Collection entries
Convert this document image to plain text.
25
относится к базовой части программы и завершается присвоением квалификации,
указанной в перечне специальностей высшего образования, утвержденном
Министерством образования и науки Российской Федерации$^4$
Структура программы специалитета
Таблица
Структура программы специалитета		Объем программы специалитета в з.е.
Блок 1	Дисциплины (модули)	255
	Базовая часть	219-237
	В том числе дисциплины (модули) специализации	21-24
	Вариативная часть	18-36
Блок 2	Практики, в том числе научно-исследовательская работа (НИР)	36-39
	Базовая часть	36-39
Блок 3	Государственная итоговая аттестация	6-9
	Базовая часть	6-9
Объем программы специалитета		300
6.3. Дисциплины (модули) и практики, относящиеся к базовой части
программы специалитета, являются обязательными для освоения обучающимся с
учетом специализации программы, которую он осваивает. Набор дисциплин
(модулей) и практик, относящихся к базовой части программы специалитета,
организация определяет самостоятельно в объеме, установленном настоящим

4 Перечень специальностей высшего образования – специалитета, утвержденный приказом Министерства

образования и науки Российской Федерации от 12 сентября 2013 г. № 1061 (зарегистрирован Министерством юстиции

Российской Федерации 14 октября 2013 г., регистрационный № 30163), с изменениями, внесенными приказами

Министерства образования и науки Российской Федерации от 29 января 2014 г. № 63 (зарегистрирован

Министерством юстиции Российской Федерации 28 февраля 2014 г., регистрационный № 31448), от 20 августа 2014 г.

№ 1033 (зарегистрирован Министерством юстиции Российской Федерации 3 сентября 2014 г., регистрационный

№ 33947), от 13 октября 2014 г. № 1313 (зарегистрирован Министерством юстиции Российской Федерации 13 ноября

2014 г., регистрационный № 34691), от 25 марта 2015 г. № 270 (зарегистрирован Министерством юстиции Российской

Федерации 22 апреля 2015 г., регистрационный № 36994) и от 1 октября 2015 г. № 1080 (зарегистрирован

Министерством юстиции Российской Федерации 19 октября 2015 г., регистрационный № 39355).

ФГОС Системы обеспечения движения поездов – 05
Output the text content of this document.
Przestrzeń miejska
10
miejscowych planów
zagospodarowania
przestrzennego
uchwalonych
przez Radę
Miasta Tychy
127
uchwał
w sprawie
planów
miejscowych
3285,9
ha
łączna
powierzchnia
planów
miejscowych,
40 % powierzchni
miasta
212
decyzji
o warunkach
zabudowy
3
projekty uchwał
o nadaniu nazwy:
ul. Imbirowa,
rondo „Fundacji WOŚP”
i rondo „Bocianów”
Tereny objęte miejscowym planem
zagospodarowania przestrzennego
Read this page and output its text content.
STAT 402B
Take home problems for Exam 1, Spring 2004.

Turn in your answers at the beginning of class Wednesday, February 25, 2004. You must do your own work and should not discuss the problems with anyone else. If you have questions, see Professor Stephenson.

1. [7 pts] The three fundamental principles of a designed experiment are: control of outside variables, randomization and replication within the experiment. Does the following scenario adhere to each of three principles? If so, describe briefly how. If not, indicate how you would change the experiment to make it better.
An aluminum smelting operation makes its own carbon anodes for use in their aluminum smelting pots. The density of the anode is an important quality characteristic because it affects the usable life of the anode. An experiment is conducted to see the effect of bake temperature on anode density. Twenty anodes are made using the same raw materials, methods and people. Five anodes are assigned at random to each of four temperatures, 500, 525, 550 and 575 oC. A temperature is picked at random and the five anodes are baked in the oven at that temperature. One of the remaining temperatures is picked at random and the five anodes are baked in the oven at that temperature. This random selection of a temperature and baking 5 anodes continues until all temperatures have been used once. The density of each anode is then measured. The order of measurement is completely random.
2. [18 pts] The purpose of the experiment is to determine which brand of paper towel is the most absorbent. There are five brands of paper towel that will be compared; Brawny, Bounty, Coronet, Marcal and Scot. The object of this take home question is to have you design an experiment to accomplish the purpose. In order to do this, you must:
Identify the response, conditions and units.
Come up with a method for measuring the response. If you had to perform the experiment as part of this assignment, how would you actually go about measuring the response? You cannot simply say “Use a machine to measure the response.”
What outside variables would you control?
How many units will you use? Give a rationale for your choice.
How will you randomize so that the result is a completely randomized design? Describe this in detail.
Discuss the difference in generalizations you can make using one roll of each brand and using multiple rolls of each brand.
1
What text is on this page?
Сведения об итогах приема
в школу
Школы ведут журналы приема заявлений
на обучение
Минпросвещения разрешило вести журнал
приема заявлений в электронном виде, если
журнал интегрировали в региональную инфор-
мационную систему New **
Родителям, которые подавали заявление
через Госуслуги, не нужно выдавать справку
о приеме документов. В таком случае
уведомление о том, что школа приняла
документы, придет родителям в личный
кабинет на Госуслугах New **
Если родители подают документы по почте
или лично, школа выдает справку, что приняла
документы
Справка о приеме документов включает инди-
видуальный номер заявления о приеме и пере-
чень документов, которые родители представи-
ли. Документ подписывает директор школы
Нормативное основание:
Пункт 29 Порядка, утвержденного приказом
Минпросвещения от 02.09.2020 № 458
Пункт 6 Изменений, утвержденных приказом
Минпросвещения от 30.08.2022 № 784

■ **CHALLENGE**
Pull out each record as written and restate it exactly.

■ **OUTPUT**
Convert this document image to plain text.
25
относится к базовой части программы и завершается присвоением квалификации,
указанной в перечне специальностей высшего образования, утвержденном
Министерством образования и науки Российской Федерации$^4$
Структура программы специалитета
Таблица
Структура программы специалитета		Объем программы специалитета в з.е.
Блок 1	Дисциплины (модули)	255
	Базовая часть	219-237
	В том числе дисциплины (модули) специализации	21-24
	Вариативная часть	18-36
Блок 2	Практики, в том числе научно-исследовательская работа (НИР)	36-39
	Базовая часть	36-39
Блок 3	Государственная итоговая аттестация	6-9
	Базовая часть	6-9
Объем программы специалитета		300
6.3. Дисциплины (модули) и практики, относящиеся к базовой части
программы специалитета, являются обязательными для освоения обучающимся с
учетом специализации программы, которую он осваивает. Набор дисциплин
(модулей) и практик, относящихся к базовой части программы специалитета,
организация определяет самостоятельно в объеме, установленном настоящим

4 Перечень специальностей высшего образования – специалитета, утвержденный приказом Министерства

образования и науки Российской Федерации от 12 сентября 2013 г. № 1061 (зарегистрирован Министерством юстиции

Российской Федерации 14 октября 2013 г., регистрационный № 30163), с изменениями, внесенными приказами

Министерства образования и науки Российской Федерации от 29 января 2014 г. № 63 (зарегистрирован

Министерством юстиции Российской Федерации 28 февраля 2014 г., регистрационный № 31448), от 20 августа 2014 г.

№ 1033 (зарегистрирован Министерством юстиции Российской Федерации 3 сентября 2014 г., регистрационный

№ 33947), от 13 октября 2014 г. № 1313 (зарегистрирован Министерством юстиции Российской Федерации 13 ноября

2014 г., регистрационный № 34691), от 25 марта 2015 г. № 270 (зарегистрирован Министерством юстиции Российской

Федерации 22 апреля 2015 г., регистрационный № 36994) и от 1 октября 2015 г. № 1080 (зарегистрирован

Министерством юстиции Российской Федерации 19 октября 2015 г., регистрационный № 39355).

ФГОС Системы обеспечения движения поездов – 05
Output the text content of this document.
Przestrzeń miejska
10
miejscowych planów
zagospodarowania
przestrzennego
uchwalonych
przez Radę
Miasta Tychy
127
uchwał
w sprawie
planów
miejscowych
3285,9
ha
łączna
powierzchnia
planów
miejscowych,
40 % powierzchni
miasta
212
decyzji
o warunkach
zabudowy
3
projekty uchwał
o nadaniu nazwy:
ul. Imbirowa,
rondo „Fundacji WOŚP”
i rondo „Bocianów”
Tereny objęte miejscowym planem
zagospodarowania przestrzennego
Read this page and output its text content.
STAT 402B
Take home problems for Exam 1, Spring 2004.

Turn in your answers at the beginning of class Wednesday, February 25, 2004. You must do your own work and should not discuss the problems with anyone else. If you have questions, see Professor Stephenson.

1. [7 pts] The three fundamental principles of a designed experiment are: control of outside variables, randomization and replication within the experiment. Does the following scenario adhere to each of three principles? If so, describe briefly how. If not, indicate how you would change the experiment to make it better.
An aluminum smelting operation makes its own carbon anodes for use in their aluminum smelting pots. The density of the anode is an important quality characteristic because it affects the usable life of the anode. An experiment is conducted to see the effect of bake temperature on anode density. Twenty anodes are made using the same raw materials, methods and people. Five anodes are assigned at random to each of four temperatures, 500, 525, 550 and 575 oC. A temperature is picked at random and the five anodes are baked in the oven at that temperature. One of the remaining temperatures is picked at random and the five anodes are baked in the oven at that temperature. This random selection of a temperature and baking 5 anodes continues until all temperatures have been used once. The density of each anode is then measured. The order of measurement is completely random.
2. [18 pts] The purpose of the experiment is to determine which brand of paper towel is the most absorbent. There are five brands of paper towel that will be compared; Brawny, Bounty, Coronet, Marcal and Scot. The object of this take home question is to have you design an experiment to accomplish the purpose. In order to do this, you must:
Identify the response, conditions and units.
Come up with a method for measuring the response. If you had to perform the experiment as part of this assignment, how would you actually go about measuring the response? You cannot simply say “Use a machine to measure the response.”
What outside variables would you control?
How many units will you use? Give a rationale for your choice.
How will you randomize so that the result is a completely randomized design? Describe this in detail.
Discuss the difference in generalizations you can make using one roll of each brand and using multiple rolls of each brand.
1
What text is on this page?
Сведения об итогах приема
в школу
Школы ведут журналы приема заявлений
на обучение
Минпросвещения разрешило вести журнал
приема заявлений в электронном виде, если
журнал интегрировали в региональную инфор-
мационную систему New **
Родителям, которые подавали заявление
через Госуслуги, не нужно выдавать справку
о приеме документов. В таком случае
уведомление о том, что школа приняла
документы, придет родителям в личный
кабинет на Госуслугах New **
Если родители подают документы по почте
или лично, школа выдает справку, что приняла
документы
Справка о приеме документов включает инди-
видуальный номер заявления о приеме и пере-
чень документов, которые родители представи-
ли. Документ подписывает директор школы
Нормативное основание:
Пункт 29 Порядка, утвержденного приказом
Минпросвещения от 02.09.2020 № 458
Пункт 6 Изменений, утвержденных приказом
Минпросвещения от 30.08.2022 № 784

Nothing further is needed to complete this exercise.